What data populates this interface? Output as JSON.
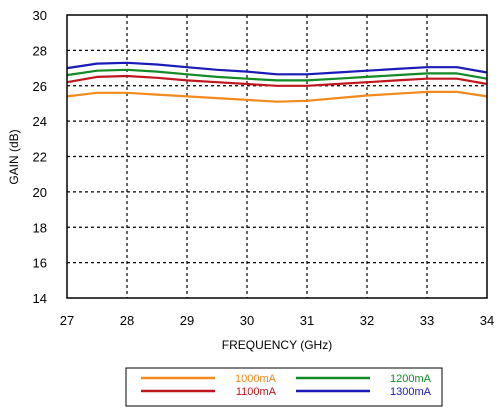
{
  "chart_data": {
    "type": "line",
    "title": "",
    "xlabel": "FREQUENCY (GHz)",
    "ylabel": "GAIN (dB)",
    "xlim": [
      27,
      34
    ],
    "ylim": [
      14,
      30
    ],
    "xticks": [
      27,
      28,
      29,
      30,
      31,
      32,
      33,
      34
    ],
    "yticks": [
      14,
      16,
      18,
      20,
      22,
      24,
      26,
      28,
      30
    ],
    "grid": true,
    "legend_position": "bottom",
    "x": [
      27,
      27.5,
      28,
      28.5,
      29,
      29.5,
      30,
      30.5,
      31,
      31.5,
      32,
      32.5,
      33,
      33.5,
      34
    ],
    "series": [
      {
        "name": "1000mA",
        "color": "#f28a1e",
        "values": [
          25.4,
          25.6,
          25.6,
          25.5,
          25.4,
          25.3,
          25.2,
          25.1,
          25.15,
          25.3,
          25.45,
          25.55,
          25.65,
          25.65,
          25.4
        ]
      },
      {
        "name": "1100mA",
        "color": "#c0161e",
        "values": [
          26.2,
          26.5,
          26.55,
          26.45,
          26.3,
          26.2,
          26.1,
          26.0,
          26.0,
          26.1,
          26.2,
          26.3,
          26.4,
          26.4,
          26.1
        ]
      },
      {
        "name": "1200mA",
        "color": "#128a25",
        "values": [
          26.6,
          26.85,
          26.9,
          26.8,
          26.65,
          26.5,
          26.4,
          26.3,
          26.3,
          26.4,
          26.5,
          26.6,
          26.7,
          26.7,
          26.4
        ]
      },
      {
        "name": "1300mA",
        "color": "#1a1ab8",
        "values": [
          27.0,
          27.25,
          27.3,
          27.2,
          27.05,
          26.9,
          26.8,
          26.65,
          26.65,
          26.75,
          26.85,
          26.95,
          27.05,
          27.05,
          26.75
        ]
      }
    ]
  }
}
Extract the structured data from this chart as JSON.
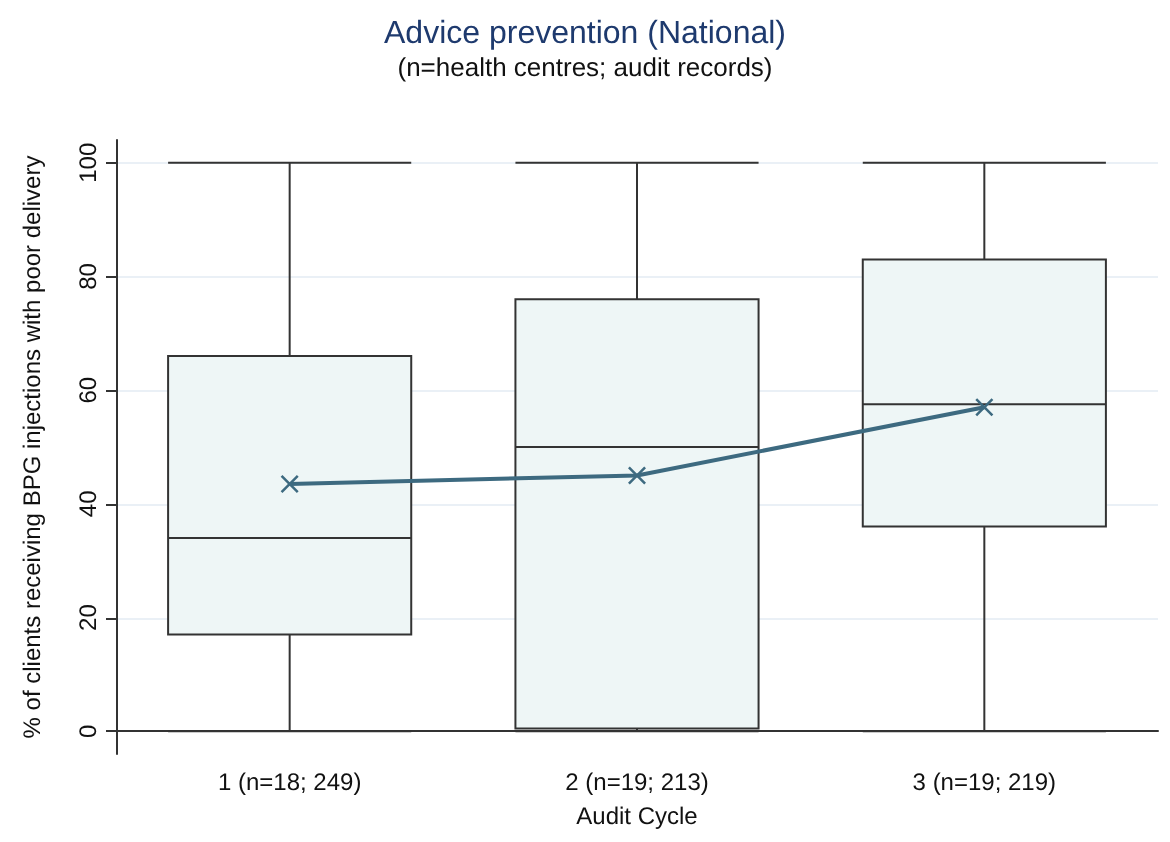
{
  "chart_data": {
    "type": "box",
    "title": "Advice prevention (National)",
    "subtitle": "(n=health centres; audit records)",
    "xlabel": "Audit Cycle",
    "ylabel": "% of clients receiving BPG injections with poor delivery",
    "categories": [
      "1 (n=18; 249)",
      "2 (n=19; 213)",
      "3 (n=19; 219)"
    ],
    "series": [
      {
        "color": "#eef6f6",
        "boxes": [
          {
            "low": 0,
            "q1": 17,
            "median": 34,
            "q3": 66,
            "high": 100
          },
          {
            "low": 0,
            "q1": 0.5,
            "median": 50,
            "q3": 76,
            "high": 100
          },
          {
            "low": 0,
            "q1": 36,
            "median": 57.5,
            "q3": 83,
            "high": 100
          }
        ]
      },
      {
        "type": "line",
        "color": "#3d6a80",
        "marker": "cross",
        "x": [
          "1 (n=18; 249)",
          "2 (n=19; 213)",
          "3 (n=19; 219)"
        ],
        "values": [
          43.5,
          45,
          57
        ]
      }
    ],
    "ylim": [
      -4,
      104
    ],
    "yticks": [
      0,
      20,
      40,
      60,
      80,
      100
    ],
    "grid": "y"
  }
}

- EXERCISE DETAILS
Using the listing above, return all lines where the word "color" occurs.

- FINISHED ANSWER
        "color": "#f28a1e",
        "color": "#c0161e",
        "color": "#128a25",
        "color": "#1a1ab8",
        "color": "#eef6f6",
        "color": "#3d6a80",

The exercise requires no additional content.